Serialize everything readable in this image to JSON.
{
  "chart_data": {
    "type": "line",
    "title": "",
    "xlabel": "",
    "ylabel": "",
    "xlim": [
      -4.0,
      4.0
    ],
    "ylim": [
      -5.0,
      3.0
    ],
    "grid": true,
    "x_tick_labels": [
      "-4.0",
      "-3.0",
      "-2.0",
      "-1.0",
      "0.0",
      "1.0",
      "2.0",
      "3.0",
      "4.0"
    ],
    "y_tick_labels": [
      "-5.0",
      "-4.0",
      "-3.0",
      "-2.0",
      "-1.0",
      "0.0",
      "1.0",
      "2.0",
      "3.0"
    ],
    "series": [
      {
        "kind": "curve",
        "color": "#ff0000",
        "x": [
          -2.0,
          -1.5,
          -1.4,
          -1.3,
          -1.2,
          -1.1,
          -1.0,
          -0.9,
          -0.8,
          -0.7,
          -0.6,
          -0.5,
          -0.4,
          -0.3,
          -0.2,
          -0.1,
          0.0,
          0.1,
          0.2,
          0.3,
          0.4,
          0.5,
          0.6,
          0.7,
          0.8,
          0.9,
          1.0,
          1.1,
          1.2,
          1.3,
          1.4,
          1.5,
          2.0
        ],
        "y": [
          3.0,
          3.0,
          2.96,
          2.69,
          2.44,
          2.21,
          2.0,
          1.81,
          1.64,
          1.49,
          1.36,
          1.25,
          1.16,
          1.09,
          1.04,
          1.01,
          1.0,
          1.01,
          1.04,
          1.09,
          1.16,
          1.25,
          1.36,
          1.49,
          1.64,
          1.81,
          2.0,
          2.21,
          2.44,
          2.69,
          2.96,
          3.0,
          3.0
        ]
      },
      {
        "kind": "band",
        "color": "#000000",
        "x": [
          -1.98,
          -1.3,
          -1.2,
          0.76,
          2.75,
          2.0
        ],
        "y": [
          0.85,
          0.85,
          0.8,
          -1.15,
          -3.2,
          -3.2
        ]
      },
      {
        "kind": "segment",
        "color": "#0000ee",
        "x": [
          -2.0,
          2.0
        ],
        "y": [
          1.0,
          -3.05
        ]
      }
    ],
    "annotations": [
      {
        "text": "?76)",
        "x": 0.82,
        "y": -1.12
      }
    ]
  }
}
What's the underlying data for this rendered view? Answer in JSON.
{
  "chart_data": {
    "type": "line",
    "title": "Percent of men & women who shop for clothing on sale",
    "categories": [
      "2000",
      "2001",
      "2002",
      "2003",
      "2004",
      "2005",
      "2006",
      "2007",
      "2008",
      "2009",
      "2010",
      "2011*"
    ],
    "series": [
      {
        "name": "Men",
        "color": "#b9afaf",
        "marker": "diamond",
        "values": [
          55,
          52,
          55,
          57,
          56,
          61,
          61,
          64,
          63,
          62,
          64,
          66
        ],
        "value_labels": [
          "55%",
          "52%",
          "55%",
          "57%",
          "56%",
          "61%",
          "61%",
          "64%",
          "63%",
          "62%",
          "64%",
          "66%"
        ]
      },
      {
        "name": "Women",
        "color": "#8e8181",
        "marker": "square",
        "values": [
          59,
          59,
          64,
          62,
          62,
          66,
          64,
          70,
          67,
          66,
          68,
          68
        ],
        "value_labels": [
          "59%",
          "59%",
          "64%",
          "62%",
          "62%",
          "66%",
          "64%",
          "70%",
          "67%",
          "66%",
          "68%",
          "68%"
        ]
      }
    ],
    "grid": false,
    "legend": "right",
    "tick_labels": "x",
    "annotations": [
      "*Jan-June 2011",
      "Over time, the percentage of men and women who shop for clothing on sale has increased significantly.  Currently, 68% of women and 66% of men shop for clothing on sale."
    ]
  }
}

-*-*-

- [Given task]
Please output every record, keeping each line exact.

- [Task response]
Serialize everything readable in this image to JSON.
{
  "chart_data": {
    "type": "line",
    "title": "",
    "xlabel": "",
    "ylabel": "",
    "xlim": [
      -4.0,
      4.0
    ],
    "ylim": [
      -5.0,
      3.0
    ],
    "grid": true,
    "x_tick_labels": [
      "-4.0",
      "-3.0",
      "-2.0",
      "-1.0",
      "0.0",
      "1.0",
      "2.0",
      "3.0",
      "4.0"
    ],
    "y_tick_labels": [
      "-5.0",
      "-4.0",
      "-3.0",
      "-2.0",
      "-1.0",
      "0.0",
      "1.0",
      "2.0",
      "3.0"
    ],
    "series": [
      {
        "kind": "curve",
        "color": "#ff0000",
        "x": [
          -2.0,
          -1.5,
          -1.4,
          -1.3,
          -1.2,
          -1.1,
          -1.0,
          -0.9,
          -0.8,
          -0.7,
          -0.6,
          -0.5,
          -0.4,
          -0.3,
          -0.2,
          -0.1,
          0.0,
          0.1,
          0.2,
          0.3,
          0.4,
          0.5,
          0.6,
          0.7,
          0.8,
          0.9,
          1.0,
          1.1,
          1.2,
          1.3,
          1.4,
          1.5,
          2.0
        ],
        "y": [
          3.0,
          3.0,
          2.96,
          2.69,
          2.44,
          2.21,
          2.0,
          1.81,
          1.64,
          1.49,
          1.36,
          1.25,
          1.16,
          1.09,
          1.04,
          1.01,
          1.0,
          1.01,
          1.04,
          1.09,
          1.16,
          1.25,
          1.36,
          1.49,
          1.64,
          1.81,
          2.0,
          2.21,
          2.44,
          2.69,
          2.96,
          3.0,
          3.0
        ]
      },
      {
        "kind": "band",
        "color": "#000000",
        "x": [
          -1.98,
          -1.3,
          -1.2,
          0.76,
          2.75,
          2.0
        ],
        "y": [
          0.85,
          0.85,
          0.8,
          -1.15,
          -3.2,
          -3.2
        ]
      },
      {
        "kind": "segment",
        "color": "#0000ee",
        "x": [
          -2.0,
          2.0
        ],
        "y": [
          1.0,
          -3.05
        ]
      }
    ],
    "annotations": [
      {
        "text": "?76)",
        "x": 0.82,
        "y": -1.12
      }
    ]
  }
}
What's the underlying data for this rendered view? Answer in JSON.
{
  "chart_data": {
    "type": "line",
    "title": "Percent of men & women who shop for clothing on sale",
    "categories": [
      "2000",
      "2001",
      "2002",
      "2003",
      "2004",
      "2005",
      "2006",
      "2007",
      "2008",
      "2009",
      "2010",
      "2011*"
    ],
    "series": [
      {
        "name": "Men",
        "color": "#b9afaf",
        "marker": "diamond",
        "values": [
          55,
          52,
          55,
          57,
          56,
          61,
          61,
          64,
          63,
          62,
          64,
          66
        ],
        "value_labels": [
          "55%",
          "52%",
          "55%",
          "57%",
          "56%",
          "61%",
          "61%",
          "64%",
          "63%",
          "62%",
          "64%",
          "66%"
        ]
      },
      {
        "name": "Women",
        "color": "#8e8181",
        "marker": "square",
        "values": [
          59,
          59,
          64,
          62,
          62,
          66,
          64,
          70,
          67,
          66,
          68,
          68
        ],
        "value_labels": [
          "59%",
          "59%",
          "64%",
          "62%",
          "62%",
          "66%",
          "64%",
          "70%",
          "67%",
          "66%",
          "68%",
          "68%"
        ]
      }
    ],
    "grid": false,
    "legend": "right",
    "tick_labels": "x",
    "annotations": [
      "*Jan-June 2011",
      "Over time, the percentage of men and women who shop for clothing on sale has increased significantly.  Currently, 68% of women and 66% of men shop for clothing on sale."
    ]
  }
}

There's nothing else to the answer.